◆ **THE RECORDS**:
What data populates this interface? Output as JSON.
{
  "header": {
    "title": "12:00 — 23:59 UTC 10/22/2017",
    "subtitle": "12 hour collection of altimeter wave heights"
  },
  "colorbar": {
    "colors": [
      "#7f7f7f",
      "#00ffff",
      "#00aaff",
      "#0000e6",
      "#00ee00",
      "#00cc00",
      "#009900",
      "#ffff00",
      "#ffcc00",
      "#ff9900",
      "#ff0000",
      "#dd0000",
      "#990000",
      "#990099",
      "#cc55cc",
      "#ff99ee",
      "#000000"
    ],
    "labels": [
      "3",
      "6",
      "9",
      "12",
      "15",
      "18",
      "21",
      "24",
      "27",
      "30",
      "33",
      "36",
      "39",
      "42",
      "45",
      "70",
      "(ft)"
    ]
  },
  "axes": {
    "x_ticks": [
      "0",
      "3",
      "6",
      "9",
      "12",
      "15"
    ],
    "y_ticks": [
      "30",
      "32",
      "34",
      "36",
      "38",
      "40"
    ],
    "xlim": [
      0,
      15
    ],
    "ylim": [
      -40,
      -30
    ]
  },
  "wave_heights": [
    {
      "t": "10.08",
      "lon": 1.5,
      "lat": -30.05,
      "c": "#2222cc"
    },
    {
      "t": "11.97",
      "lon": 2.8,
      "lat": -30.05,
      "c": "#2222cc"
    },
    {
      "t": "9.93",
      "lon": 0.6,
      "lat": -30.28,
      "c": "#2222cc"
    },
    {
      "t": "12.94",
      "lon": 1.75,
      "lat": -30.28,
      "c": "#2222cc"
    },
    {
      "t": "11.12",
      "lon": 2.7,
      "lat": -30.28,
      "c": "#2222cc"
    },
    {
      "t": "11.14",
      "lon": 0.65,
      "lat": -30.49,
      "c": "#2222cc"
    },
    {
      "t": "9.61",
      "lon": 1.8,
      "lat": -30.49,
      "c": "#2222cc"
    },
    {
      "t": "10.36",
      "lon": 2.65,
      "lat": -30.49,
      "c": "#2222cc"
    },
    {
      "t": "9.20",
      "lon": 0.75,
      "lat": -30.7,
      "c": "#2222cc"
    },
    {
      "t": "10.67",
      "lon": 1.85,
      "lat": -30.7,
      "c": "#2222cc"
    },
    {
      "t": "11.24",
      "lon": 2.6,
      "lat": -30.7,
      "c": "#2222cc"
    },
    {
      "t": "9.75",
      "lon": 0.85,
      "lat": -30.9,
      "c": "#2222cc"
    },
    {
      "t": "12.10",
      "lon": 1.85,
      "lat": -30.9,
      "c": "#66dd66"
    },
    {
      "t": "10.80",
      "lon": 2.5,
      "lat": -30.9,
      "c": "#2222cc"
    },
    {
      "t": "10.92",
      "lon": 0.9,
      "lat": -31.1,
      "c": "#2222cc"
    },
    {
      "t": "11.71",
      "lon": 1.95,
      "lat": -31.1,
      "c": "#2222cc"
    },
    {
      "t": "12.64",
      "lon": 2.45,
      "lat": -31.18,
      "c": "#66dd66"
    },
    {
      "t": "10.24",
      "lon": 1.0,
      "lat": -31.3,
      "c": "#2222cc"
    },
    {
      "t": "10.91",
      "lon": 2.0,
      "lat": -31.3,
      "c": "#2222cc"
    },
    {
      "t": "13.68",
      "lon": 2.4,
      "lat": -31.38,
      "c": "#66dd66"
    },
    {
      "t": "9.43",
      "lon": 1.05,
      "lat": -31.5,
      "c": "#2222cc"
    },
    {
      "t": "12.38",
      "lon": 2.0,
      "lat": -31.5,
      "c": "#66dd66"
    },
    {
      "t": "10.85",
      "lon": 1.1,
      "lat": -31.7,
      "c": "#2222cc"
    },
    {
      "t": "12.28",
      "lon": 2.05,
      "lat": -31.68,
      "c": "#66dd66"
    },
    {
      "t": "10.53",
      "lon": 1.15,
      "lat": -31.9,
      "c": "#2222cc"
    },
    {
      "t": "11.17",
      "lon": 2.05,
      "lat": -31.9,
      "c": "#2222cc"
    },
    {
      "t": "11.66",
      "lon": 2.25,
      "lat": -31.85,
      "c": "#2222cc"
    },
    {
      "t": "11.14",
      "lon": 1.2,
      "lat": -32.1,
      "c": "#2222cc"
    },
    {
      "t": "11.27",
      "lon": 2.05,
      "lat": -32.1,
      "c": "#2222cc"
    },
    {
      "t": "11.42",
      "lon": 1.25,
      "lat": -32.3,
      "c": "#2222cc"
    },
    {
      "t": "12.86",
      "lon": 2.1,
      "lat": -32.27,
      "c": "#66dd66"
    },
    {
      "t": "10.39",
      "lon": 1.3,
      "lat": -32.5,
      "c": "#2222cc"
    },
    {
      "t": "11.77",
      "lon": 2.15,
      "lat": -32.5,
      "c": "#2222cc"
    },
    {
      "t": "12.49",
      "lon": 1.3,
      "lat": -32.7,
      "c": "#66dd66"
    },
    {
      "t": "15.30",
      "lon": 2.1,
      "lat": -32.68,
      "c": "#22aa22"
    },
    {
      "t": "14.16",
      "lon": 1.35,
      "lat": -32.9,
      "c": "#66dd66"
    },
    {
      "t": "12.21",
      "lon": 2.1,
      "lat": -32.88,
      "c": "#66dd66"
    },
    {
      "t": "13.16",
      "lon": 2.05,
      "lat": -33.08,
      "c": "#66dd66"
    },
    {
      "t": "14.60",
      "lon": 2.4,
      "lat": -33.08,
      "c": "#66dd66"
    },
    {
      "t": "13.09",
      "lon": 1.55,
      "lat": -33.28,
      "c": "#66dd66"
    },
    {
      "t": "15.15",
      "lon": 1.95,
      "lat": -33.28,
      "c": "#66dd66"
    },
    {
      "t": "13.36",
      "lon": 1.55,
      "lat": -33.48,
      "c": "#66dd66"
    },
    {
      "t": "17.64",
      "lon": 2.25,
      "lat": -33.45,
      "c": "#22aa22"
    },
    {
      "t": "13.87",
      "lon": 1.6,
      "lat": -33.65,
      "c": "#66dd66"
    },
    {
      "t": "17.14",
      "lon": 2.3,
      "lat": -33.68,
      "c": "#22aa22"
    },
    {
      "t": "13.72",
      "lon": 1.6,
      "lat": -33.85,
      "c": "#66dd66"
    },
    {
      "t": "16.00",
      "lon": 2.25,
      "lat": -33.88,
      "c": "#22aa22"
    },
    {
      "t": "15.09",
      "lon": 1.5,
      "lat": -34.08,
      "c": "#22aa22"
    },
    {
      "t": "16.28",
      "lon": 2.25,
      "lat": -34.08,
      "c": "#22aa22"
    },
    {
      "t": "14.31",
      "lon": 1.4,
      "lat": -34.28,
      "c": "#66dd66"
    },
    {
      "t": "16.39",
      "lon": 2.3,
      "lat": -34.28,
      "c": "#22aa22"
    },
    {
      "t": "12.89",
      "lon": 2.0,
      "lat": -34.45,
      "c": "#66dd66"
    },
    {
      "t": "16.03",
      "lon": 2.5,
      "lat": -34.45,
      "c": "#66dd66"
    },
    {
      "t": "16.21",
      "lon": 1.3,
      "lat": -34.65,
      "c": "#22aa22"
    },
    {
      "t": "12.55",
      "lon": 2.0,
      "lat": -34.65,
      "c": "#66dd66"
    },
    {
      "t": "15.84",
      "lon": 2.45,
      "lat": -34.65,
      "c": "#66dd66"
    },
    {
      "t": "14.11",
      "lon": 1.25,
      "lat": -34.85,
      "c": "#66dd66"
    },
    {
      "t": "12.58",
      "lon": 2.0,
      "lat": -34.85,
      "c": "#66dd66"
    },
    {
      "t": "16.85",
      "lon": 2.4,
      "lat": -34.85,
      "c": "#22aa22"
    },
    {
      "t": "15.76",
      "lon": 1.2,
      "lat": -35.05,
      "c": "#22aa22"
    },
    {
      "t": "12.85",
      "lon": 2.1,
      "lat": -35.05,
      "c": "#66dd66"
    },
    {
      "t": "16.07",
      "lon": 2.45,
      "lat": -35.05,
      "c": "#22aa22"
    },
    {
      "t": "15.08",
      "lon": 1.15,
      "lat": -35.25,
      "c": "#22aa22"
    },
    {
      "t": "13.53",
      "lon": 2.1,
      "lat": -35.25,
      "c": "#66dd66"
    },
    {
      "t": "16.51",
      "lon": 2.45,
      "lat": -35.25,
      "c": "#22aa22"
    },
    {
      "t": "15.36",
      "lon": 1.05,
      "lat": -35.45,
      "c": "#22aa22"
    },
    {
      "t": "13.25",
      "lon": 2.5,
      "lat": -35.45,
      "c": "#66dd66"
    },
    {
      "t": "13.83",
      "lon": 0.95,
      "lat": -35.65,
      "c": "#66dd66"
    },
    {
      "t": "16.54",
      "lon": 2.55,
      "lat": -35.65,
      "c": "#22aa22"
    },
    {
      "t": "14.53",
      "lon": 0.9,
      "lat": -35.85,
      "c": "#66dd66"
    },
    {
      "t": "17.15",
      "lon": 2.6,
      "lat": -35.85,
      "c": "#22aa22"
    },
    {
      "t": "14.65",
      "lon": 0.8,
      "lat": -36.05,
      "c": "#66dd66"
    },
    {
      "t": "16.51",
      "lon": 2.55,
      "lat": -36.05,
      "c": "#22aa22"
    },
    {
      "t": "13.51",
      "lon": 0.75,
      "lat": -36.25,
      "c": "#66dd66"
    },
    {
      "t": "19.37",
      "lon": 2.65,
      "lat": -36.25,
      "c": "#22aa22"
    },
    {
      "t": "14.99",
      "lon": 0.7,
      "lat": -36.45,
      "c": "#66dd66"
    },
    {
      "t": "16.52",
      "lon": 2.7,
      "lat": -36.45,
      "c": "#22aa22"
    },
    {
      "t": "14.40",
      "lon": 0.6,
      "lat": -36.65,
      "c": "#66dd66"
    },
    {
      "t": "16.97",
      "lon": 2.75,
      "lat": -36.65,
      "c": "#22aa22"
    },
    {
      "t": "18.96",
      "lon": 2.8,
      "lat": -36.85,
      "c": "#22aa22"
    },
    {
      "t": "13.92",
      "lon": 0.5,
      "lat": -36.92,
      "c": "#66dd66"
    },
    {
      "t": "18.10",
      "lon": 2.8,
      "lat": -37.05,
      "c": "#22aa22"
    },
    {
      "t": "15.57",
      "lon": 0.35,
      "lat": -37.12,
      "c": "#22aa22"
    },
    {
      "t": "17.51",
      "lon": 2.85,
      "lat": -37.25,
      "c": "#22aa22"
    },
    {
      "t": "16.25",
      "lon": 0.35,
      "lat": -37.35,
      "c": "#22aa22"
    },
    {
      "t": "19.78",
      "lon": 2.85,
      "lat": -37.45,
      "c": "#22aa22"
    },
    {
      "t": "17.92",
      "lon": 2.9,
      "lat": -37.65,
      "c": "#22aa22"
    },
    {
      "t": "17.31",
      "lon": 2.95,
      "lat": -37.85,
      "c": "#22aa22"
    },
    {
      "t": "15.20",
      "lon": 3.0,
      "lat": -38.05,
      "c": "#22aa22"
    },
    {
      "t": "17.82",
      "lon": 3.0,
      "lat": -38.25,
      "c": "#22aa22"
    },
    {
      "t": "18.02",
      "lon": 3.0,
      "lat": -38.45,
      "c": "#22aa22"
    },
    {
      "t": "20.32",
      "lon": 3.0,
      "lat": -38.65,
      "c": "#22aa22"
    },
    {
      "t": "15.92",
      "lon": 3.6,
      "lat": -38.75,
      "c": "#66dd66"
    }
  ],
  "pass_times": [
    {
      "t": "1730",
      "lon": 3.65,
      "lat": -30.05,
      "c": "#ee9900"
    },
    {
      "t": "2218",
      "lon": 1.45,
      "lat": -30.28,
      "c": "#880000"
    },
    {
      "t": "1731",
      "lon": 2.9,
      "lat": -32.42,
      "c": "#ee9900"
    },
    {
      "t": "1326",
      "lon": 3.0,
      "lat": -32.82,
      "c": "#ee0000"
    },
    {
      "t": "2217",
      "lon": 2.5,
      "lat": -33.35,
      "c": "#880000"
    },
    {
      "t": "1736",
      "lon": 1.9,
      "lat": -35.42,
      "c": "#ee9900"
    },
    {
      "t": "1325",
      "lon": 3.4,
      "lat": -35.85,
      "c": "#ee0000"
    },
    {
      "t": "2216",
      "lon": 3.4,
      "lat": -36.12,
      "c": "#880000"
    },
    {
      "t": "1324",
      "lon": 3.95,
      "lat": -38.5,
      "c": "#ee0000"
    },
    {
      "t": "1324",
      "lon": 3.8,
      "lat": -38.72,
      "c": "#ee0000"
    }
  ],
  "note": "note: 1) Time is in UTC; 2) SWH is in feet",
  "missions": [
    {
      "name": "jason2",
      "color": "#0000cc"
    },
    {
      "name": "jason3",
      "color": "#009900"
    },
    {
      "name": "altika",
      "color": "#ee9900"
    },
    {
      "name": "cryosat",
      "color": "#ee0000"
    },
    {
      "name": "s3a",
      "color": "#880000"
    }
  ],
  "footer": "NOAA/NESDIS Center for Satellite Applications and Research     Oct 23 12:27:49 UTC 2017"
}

◆ **WORK TO BE COMPLETED**: Search the data for the word "name" and copy each line where it appears.

◆ **EXERCISE ANSWER**:
      "name": "jason2",
      "name": "jason3",
      "name": "altika",
      "name": "cryosat",
      "name": "s3a",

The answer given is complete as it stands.